╭─ GIVEN DATA

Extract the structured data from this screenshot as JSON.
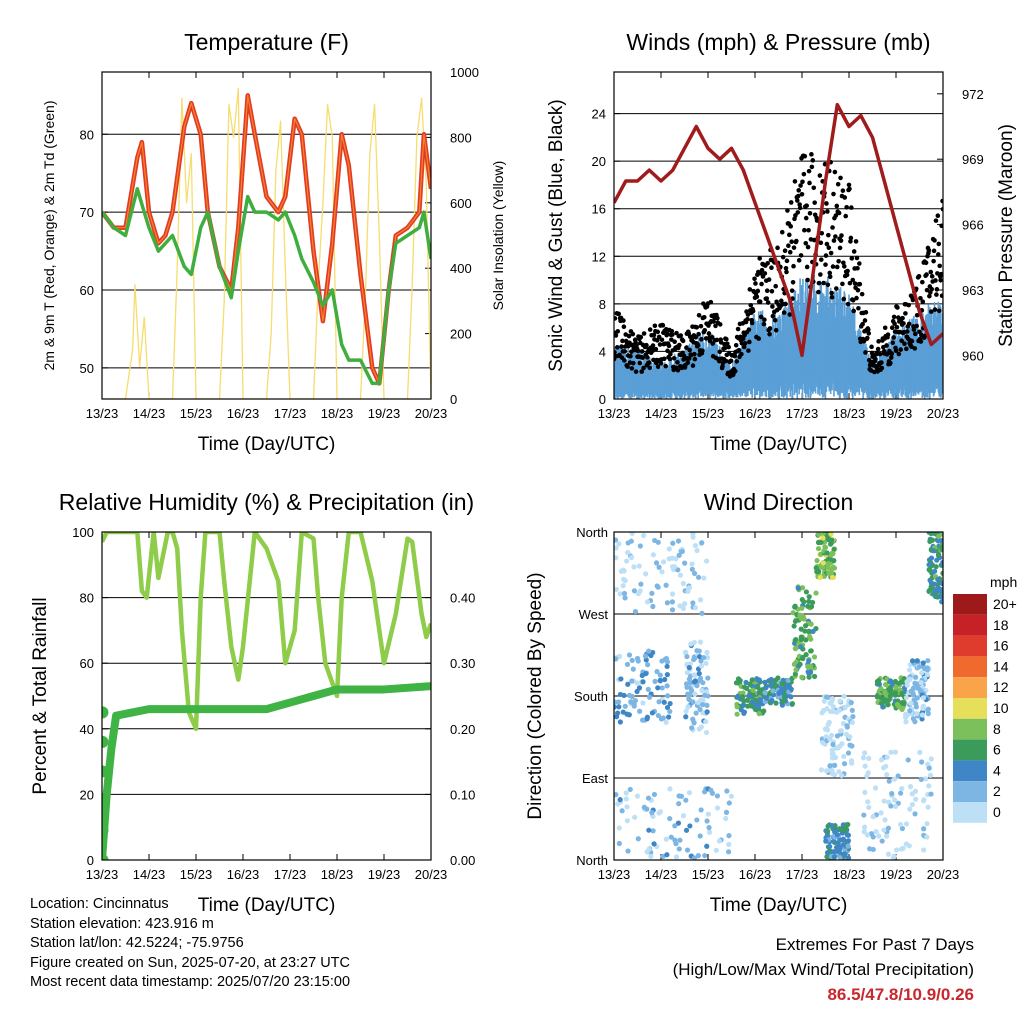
{
  "x_axis": {
    "ticks": [
      "13/23",
      "14/23",
      "15/23",
      "16/23",
      "17/23",
      "18/23",
      "19/23",
      "20/23"
    ],
    "label": "Time (Day/UTC)"
  },
  "colors": {
    "temp_2m": "#e13a2a",
    "temp_9m": "#f5861f",
    "dewpoint": "#3fae3f",
    "solar": "#f7dc6f",
    "wind": "#5a9fd6",
    "gust": "#000000",
    "pressure": "#a01c1c",
    "rh": "#8fcc4a",
    "precip": "#3fb344"
  },
  "info": {
    "location": "Location: Cincinnatus",
    "elevation": "Station elevation: 423.916 m",
    "latlon": "Station lat/lon: 42.5224; -75.9756",
    "created": "Figure created on Sun, 2025-07-20, at 23:27 UTC",
    "recent": "Most recent data timestamp: 2025/07/20 23:15:00"
  },
  "extremes": {
    "title": "Extremes For Past 7 Days",
    "subtitle": "(High/Low/Max Wind/Total Precipitation)",
    "values": "86.5/47.8/10.9/0.26"
  },
  "chart_data": [
    {
      "id": "temperature",
      "type": "line",
      "title": "Temperature (F)",
      "xlabel": "Time (Day/UTC)",
      "ylabel": "2m & 9m T (Red, Orange) & 2m Td (Green)",
      "ylabel_right": "Solar Insolation (Yellow)",
      "ylim": [
        46,
        88
      ],
      "yticks": [
        50,
        60,
        70,
        80
      ],
      "ylim_right": [
        0,
        1000
      ],
      "yticks_right": [
        0,
        200,
        400,
        600,
        800,
        1000
      ],
      "x_range_days": [
        0,
        7
      ],
      "series": [
        {
          "axis": "left",
          "color": "#e13a2a",
          "x": [
            0,
            0.25,
            0.5,
            0.75,
            0.85,
            1.0,
            1.2,
            1.35,
            1.5,
            1.75,
            1.9,
            2.1,
            2.25,
            2.5,
            2.75,
            2.9,
            3.1,
            3.25,
            3.5,
            3.75,
            3.9,
            4.1,
            4.25,
            4.5,
            4.7,
            4.9,
            5.1,
            5.25,
            5.5,
            5.75,
            5.9,
            6.1,
            6.25,
            6.5,
            6.75,
            6.85,
            7.0
          ],
          "values": [
            70,
            68,
            68,
            77,
            79,
            70,
            66,
            67,
            70,
            81,
            84,
            80,
            70,
            63,
            60,
            68,
            85,
            80,
            72,
            70,
            72,
            82,
            80,
            65,
            56,
            66,
            80,
            76,
            62,
            50,
            48,
            60,
            67,
            68,
            70,
            80,
            73
          ]
        },
        {
          "axis": "left",
          "color": "#3fae3f",
          "x": [
            0,
            0.25,
            0.5,
            0.75,
            0.85,
            1.0,
            1.2,
            1.35,
            1.5,
            1.75,
            1.9,
            2.1,
            2.25,
            2.5,
            2.75,
            2.9,
            3.1,
            3.25,
            3.5,
            3.75,
            3.9,
            4.1,
            4.25,
            4.5,
            4.7,
            4.9,
            5.1,
            5.25,
            5.5,
            5.75,
            5.9,
            6.1,
            6.25,
            6.5,
            6.75,
            6.85,
            7.0
          ],
          "values": [
            70,
            68,
            67,
            73,
            71,
            68,
            65,
            66,
            67,
            63,
            62,
            68,
            70,
            63,
            59,
            65,
            72,
            70,
            70,
            69,
            70,
            67,
            64,
            61,
            58,
            60,
            53,
            51,
            51,
            48,
            48,
            60,
            66,
            67,
            68,
            70,
            64
          ]
        },
        {
          "axis": "right",
          "color": "#f7dc6f",
          "x": [
            0,
            0.3,
            0.5,
            0.65,
            0.7,
            0.8,
            0.9,
            1.0,
            1.3,
            1.5,
            1.6,
            1.7,
            1.8,
            1.9,
            2.0,
            2.3,
            2.5,
            2.6,
            2.7,
            2.8,
            2.9,
            3.0,
            3.3,
            3.5,
            3.6,
            3.7,
            3.8,
            3.9,
            4.0,
            4.3,
            4.5,
            4.6,
            4.7,
            4.8,
            4.9,
            5.0,
            5.3,
            5.5,
            5.6,
            5.7,
            5.8,
            5.9,
            6.0,
            6.3,
            6.5,
            6.6,
            6.7,
            6.8,
            6.9,
            7.0
          ],
          "values": [
            0,
            0,
            0,
            150,
            350,
            100,
            250,
            0,
            0,
            0,
            400,
            920,
            600,
            750,
            0,
            0,
            0,
            300,
            900,
            800,
            950,
            0,
            0,
            0,
            200,
            700,
            850,
            400,
            0,
            0,
            0,
            350,
            600,
            900,
            800,
            0,
            0,
            0,
            300,
            750,
            900,
            500,
            0,
            0,
            0,
            350,
            800,
            920,
            650,
            0
          ]
        }
      ]
    },
    {
      "id": "winds",
      "type": "line",
      "title": "Winds (mph) & Pressure (mb)",
      "xlabel": "Time (Day/UTC)",
      "ylabel": "Sonic Wind & Gust (Blue, Black)",
      "ylabel_right": "Station Pressure (Maroon)",
      "ylim": [
        0,
        27.5
      ],
      "yticks": [
        0,
        4,
        8,
        12,
        16,
        20,
        24
      ],
      "ylim_right": [
        958,
        973
      ],
      "yticks_right": [
        960,
        963,
        966,
        969,
        972
      ],
      "x_range_days": [
        0,
        7
      ],
      "series": [
        {
          "axis": "left",
          "style": "band",
          "color": "#5a9fd6",
          "x": [
            0,
            0.5,
            1.0,
            1.5,
            2.0,
            2.5,
            3.0,
            3.5,
            4.0,
            4.5,
            5.0,
            5.5,
            6.0,
            6.5,
            7.0
          ],
          "values": [
            3,
            3,
            2,
            3,
            4,
            2,
            5,
            5,
            7,
            7,
            6,
            2,
            4,
            5,
            6
          ]
        },
        {
          "axis": "left",
          "style": "dots",
          "color": "#000000",
          "x": [
            0,
            0.5,
            1.0,
            1.5,
            2.0,
            2.5,
            3.0,
            3.5,
            4.0,
            4.5,
            5.0,
            5.5,
            6.0,
            6.5,
            7.0
          ],
          "values": [
            6,
            4,
            5,
            4,
            7,
            3,
            9,
            10,
            16,
            16,
            14,
            3,
            6,
            8,
            14
          ]
        },
        {
          "axis": "right",
          "color": "#a01c1c",
          "x": [
            0,
            0.25,
            0.5,
            0.75,
            1.0,
            1.25,
            1.5,
            1.75,
            2.0,
            2.25,
            2.5,
            2.75,
            3.0,
            3.25,
            3.5,
            3.75,
            4.0,
            4.25,
            4.5,
            4.75,
            5.0,
            5.25,
            5.5,
            5.75,
            6.0,
            6.25,
            6.5,
            6.75,
            7.0
          ],
          "values": [
            967.0,
            968.0,
            968.0,
            968.5,
            968.0,
            968.5,
            969.5,
            970.5,
            969.5,
            969.0,
            969.5,
            968.5,
            967.0,
            965.5,
            964.0,
            962.5,
            960.0,
            964.0,
            968.0,
            971.5,
            970.5,
            971.0,
            970.0,
            968.0,
            966.0,
            964.0,
            962.0,
            960.5,
            961.0
          ]
        }
      ]
    },
    {
      "id": "rh_precip",
      "type": "line",
      "title": "Relative Humidity (%) & Precipitation (in)",
      "xlabel": "Time (Day/UTC)",
      "ylabel": "Percent & Total Rainfall",
      "ylim": [
        0,
        100
      ],
      "yticks": [
        0,
        20,
        40,
        60,
        80,
        100
      ],
      "ylim_right": [
        0,
        0.5
      ],
      "yticks_right": [
        "0.00",
        "0.10",
        "0.20",
        "0.30",
        "0.40"
      ],
      "x_range_days": [
        0,
        7
      ],
      "series": [
        {
          "axis": "left",
          "color": "#8fcc4a",
          "x": [
            0,
            0.1,
            0.75,
            0.85,
            0.95,
            1.1,
            1.2,
            1.4,
            1.5,
            1.6,
            1.7,
            1.85,
            2.0,
            2.1,
            2.2,
            2.5,
            2.6,
            2.75,
            2.9,
            3.0,
            3.25,
            3.5,
            3.75,
            3.9,
            4.1,
            4.25,
            4.5,
            4.6,
            4.75,
            5.0,
            5.1,
            5.25,
            5.5,
            5.75,
            6.0,
            6.25,
            6.5,
            6.6,
            6.8,
            6.9,
            7.0
          ],
          "values": [
            97,
            100,
            100,
            82,
            80,
            100,
            86,
            100,
            100,
            95,
            70,
            45,
            40,
            80,
            100,
            100,
            85,
            65,
            55,
            65,
            100,
            95,
            85,
            60,
            70,
            100,
            98,
            80,
            60,
            50,
            80,
            100,
            100,
            85,
            60,
            75,
            98,
            97,
            75,
            68,
            72
          ]
        },
        {
          "axis": "right",
          "color": "#3fb344",
          "style": "step",
          "x": [
            0,
            0.1,
            0.2,
            0.3,
            1.0,
            2.0,
            3.0,
            3.5,
            4.0,
            4.5,
            5.0,
            6.0,
            7.0
          ],
          "values": [
            0.0,
            0.1,
            0.17,
            0.22,
            0.23,
            0.23,
            0.23,
            0.23,
            0.24,
            0.25,
            0.26,
            0.26,
            0.265
          ]
        }
      ]
    },
    {
      "id": "wind_direction",
      "type": "scatter",
      "title": "Wind Direction",
      "xlabel": "Time (Day/UTC)",
      "ylabel": "Direction (Colored By Speed)",
      "ylim": [
        0,
        360
      ],
      "ytick_labels": [
        "North",
        "East",
        "South",
        "West",
        "North"
      ],
      "yticks": [
        0,
        90,
        180,
        270,
        360
      ],
      "x_range_days": [
        0,
        7
      ],
      "legend": {
        "title": "mph",
        "placement": "right",
        "labels": [
          "20+",
          "18",
          "16",
          "14",
          "12",
          "10",
          "8",
          "6",
          "4",
          "2",
          "0"
        ],
        "colors": [
          "#9e1a1a",
          "#c62127",
          "#e03c2d",
          "#f06a2e",
          "#f9a448",
          "#e6df5a",
          "#7cc05c",
          "#3a9b5a",
          "#3f86c6",
          "#7db5e3",
          "#bde0f6"
        ]
      },
      "clusters": [
        {
          "x": [
            0.0,
            1.2
          ],
          "dir": [
            150,
            230
          ],
          "speed": 3
        },
        {
          "x": [
            1.5,
            2.0
          ],
          "dir": [
            140,
            240
          ],
          "speed": 2
        },
        {
          "x": [
            0.0,
            2.0
          ],
          "dir": [
            270,
            360
          ],
          "speed": 1
        },
        {
          "x": [
            0.0,
            2.5
          ],
          "dir": [
            0,
            80
          ],
          "speed": 2
        },
        {
          "x": [
            2.6,
            3.2
          ],
          "dir": [
            160,
            200
          ],
          "speed": 6
        },
        {
          "x": [
            3.2,
            3.8
          ],
          "dir": [
            170,
            200
          ],
          "speed": 5
        },
        {
          "x": [
            3.8,
            4.3
          ],
          "dir": [
            200,
            300
          ],
          "speed": 7
        },
        {
          "x": [
            4.3,
            4.7
          ],
          "dir": [
            310,
            360
          ],
          "speed": 8
        },
        {
          "x": [
            4.5,
            5.0
          ],
          "dir": [
            0,
            40
          ],
          "speed": 5
        },
        {
          "x": [
            4.4,
            5.1
          ],
          "dir": [
            90,
            180
          ],
          "speed": 1
        },
        {
          "x": [
            5.6,
            6.2
          ],
          "dir": [
            165,
            200
          ],
          "speed": 7
        },
        {
          "x": [
            6.2,
            6.7
          ],
          "dir": [
            150,
            220
          ],
          "speed": 2
        },
        {
          "x": [
            6.7,
            7.0
          ],
          "dir": [
            280,
            360
          ],
          "speed": 6
        },
        {
          "x": [
            5.3,
            6.8
          ],
          "dir": [
            0,
            120
          ],
          "speed": 1
        }
      ]
    }
  ]
}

╰─

● EXERCISE TASK
Copy every line above in which the string "Precipitation" shows up.

● RESULT OF THIS TASK
    "subtitle": "(High/Low/Max Wind/Total Precipitation)",
      "title": "Relative Humidity (%) & Precipitation (in)",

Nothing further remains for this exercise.